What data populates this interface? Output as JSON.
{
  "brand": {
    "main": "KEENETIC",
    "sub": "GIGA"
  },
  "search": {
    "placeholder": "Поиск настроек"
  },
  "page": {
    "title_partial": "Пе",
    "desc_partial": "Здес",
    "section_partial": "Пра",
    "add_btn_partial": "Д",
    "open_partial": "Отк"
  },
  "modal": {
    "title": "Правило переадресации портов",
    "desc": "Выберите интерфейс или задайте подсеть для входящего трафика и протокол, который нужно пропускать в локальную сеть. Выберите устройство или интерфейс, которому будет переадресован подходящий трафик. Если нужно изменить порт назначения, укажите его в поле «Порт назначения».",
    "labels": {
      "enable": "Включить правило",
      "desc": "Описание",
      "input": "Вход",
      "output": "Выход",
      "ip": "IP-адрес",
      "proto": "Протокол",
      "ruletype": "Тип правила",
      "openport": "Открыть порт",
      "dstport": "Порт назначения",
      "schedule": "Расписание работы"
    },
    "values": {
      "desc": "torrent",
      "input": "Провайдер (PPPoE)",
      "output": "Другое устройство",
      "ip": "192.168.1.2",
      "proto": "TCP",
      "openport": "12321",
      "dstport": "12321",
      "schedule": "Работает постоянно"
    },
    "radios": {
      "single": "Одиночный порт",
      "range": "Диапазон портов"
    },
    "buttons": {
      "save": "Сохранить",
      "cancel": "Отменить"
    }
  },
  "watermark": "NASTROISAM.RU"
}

++++++++++

Aim of the task :: Write the whole listing out again. Keep every line exactly as it is.

Correct output ::
What data populates this interface? Output as JSON.
{
  "brand": {
    "main": "KEENETIC",
    "sub": "GIGA"
  },
  "search": {
    "placeholder": "Поиск настроек"
  },
  "page": {
    "title_partial": "Пе",
    "desc_partial": "Здес",
    "section_partial": "Пра",
    "add_btn_partial": "Д",
    "open_partial": "Отк"
  },
  "modal": {
    "title": "Правило переадресации портов",
    "desc": "Выберите интерфейс или задайте подсеть для входящего трафика и протокол, который нужно пропускать в локальную сеть. Выберите устройство или интерфейс, которому будет переадресован подходящий трафик. Если нужно изменить порт назначения, укажите его в поле «Порт назначения».",
    "labels": {
      "enable": "Включить правило",
      "desc": "Описание",
      "input": "Вход",
      "output": "Выход",
      "ip": "IP-адрес",
      "proto": "Протокол",
      "ruletype": "Тип правила",
      "openport": "Открыть порт",
      "dstport": "Порт назначения",
      "schedule": "Расписание работы"
    },
    "values": {
      "desc": "torrent",
      "input": "Провайдер (PPPoE)",
      "output": "Другое устройство",
      "ip": "192.168.1.2",
      "proto": "TCP",
      "openport": "12321",
      "dstport": "12321",
      "schedule": "Работает постоянно"
    },
    "radios": {
      "single": "Одиночный порт",
      "range": "Диапазон портов"
    },
    "buttons": {
      "save": "Сохранить",
      "cancel": "Отменить"
    }
  },
  "watermark": "NASTROISAM.RU"
}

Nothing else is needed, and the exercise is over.